PROMPT: Check each line of the material below, and copy it if it holds the string "JSON".

SOURCE DATA:
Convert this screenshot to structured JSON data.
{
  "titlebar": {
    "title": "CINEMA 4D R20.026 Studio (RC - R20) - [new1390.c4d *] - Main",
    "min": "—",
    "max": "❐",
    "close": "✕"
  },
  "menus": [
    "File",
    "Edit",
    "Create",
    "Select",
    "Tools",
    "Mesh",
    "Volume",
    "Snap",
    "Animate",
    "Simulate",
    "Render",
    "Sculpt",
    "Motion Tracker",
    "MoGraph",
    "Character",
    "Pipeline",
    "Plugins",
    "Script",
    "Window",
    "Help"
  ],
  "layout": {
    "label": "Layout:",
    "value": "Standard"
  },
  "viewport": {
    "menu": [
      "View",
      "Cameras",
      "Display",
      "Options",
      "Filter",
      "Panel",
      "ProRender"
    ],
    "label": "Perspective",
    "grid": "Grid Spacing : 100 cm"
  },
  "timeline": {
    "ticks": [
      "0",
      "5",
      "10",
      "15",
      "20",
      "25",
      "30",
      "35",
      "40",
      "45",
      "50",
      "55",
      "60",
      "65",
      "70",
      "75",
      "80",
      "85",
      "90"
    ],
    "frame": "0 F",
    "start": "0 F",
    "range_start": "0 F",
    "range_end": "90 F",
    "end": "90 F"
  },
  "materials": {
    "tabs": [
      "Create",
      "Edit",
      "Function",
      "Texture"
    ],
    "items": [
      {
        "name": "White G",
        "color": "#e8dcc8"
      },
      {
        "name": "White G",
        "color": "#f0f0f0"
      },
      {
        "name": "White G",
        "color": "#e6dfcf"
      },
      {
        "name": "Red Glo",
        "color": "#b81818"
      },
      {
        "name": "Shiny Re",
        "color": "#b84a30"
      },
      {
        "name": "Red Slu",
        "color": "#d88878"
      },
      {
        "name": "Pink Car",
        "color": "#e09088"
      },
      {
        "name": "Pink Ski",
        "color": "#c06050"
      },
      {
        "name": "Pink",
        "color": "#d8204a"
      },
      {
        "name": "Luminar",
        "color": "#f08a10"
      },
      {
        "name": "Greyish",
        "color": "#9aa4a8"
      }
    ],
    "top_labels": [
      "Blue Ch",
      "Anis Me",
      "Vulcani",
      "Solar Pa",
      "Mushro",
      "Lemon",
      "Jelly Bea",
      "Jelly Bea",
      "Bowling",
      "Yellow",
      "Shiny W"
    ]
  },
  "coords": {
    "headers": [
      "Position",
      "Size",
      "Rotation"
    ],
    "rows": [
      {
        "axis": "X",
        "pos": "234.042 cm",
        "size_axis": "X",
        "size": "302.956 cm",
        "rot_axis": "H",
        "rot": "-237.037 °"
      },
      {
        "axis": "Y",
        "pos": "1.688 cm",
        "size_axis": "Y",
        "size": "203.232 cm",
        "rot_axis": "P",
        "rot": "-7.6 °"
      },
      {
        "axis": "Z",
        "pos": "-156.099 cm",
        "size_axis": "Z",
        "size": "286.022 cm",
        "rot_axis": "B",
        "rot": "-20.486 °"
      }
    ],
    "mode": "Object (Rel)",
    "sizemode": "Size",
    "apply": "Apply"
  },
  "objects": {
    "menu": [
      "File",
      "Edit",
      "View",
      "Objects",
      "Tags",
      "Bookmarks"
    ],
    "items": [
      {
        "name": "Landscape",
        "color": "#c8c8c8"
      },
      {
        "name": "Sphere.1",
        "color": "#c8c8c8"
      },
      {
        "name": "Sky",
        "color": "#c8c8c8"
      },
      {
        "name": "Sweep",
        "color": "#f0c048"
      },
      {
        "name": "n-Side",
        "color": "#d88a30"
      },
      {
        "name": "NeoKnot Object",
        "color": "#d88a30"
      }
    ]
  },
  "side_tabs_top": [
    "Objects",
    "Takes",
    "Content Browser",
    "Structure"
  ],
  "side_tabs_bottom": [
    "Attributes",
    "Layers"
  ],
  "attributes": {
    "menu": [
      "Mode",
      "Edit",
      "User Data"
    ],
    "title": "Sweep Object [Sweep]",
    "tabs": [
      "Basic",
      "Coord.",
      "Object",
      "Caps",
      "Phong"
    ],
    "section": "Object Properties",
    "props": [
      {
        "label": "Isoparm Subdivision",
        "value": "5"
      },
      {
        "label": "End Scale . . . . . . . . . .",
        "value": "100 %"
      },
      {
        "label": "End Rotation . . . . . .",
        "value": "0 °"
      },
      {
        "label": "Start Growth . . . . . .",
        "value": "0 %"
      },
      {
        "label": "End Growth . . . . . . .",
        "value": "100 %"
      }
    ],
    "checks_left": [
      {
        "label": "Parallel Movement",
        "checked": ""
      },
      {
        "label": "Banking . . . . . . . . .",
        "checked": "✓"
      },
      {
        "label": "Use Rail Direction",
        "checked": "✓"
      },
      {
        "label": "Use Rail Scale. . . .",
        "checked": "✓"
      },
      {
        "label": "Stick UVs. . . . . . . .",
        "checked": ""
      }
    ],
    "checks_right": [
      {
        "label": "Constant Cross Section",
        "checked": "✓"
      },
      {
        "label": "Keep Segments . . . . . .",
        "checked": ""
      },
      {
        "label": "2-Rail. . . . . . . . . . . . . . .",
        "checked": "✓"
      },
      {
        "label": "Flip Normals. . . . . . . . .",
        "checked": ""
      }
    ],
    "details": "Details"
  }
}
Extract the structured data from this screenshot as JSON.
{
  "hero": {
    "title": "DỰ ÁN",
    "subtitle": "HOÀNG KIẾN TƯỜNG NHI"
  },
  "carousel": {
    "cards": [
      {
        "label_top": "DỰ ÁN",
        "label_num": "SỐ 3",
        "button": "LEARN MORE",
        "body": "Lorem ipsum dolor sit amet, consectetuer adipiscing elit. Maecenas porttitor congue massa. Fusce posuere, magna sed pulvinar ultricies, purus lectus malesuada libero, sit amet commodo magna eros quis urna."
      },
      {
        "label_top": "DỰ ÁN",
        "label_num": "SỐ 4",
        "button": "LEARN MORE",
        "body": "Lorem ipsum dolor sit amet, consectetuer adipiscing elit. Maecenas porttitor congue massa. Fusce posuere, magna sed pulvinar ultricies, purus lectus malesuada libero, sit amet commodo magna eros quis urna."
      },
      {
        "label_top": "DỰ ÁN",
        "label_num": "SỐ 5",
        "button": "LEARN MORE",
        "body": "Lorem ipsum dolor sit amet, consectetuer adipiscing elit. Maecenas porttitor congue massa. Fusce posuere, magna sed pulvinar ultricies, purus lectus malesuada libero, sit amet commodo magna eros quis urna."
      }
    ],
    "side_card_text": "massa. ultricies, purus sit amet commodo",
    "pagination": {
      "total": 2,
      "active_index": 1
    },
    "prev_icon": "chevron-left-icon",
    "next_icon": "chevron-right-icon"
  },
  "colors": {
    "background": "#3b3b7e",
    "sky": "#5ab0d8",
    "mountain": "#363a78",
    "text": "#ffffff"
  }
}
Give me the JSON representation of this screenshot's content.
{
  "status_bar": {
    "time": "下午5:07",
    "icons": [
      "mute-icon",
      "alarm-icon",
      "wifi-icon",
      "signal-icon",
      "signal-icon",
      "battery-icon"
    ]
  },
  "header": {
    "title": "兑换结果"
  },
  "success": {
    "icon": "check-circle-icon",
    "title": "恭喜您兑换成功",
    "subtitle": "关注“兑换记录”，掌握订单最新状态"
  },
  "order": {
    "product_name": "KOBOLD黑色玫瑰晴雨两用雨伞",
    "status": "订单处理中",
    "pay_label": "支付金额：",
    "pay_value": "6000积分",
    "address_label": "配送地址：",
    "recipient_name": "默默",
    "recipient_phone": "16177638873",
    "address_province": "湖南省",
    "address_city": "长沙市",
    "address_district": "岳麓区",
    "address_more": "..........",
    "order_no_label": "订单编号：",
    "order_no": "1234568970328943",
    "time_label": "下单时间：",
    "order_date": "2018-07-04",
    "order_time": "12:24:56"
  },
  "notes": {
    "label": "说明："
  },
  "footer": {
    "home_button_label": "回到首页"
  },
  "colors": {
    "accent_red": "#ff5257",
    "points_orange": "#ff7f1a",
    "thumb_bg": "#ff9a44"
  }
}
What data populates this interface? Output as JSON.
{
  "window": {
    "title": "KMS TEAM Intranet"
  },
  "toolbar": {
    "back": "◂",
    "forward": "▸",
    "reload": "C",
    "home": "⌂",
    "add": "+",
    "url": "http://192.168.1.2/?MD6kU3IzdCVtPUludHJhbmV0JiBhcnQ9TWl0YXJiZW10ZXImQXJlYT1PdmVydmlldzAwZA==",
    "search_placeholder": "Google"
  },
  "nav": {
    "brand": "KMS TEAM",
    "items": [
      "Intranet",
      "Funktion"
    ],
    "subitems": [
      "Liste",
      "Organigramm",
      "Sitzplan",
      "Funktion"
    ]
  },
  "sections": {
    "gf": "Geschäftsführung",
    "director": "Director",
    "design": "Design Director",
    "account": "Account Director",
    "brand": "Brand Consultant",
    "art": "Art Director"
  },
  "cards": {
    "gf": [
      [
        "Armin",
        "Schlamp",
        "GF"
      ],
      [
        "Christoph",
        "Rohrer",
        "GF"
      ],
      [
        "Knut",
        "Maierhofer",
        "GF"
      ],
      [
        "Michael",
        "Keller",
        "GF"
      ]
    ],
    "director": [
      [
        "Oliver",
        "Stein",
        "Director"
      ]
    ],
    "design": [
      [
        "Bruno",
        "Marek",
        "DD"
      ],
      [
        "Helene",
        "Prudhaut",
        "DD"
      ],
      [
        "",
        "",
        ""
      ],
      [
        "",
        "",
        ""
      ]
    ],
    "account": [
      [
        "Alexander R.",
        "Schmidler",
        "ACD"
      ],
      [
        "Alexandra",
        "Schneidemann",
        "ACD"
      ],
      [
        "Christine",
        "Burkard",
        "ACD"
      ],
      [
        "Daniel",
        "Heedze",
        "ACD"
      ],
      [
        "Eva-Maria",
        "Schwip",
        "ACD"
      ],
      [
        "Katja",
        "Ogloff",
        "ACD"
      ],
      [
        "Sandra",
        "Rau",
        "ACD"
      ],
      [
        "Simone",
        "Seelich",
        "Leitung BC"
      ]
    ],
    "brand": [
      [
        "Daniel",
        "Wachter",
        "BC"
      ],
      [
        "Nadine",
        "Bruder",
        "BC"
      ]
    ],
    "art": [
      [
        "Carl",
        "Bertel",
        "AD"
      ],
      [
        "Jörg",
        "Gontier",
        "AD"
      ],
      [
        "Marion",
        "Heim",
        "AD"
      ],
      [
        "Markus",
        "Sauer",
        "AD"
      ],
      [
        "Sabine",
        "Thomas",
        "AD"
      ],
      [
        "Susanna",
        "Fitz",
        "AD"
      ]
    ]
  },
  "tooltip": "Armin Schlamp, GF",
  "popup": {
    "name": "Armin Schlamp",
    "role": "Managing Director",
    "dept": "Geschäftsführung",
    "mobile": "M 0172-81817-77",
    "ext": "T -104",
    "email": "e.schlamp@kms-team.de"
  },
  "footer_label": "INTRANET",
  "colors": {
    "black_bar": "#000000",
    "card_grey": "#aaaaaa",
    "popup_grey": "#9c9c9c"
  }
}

PROBLEM SOLUTION:
Convert this screenshot to structured JSON data.
Extract the structured data from this screenshot as JSON.
Give me the JSON representation of this screenshot's content.
What data populates this interface? Output as JSON.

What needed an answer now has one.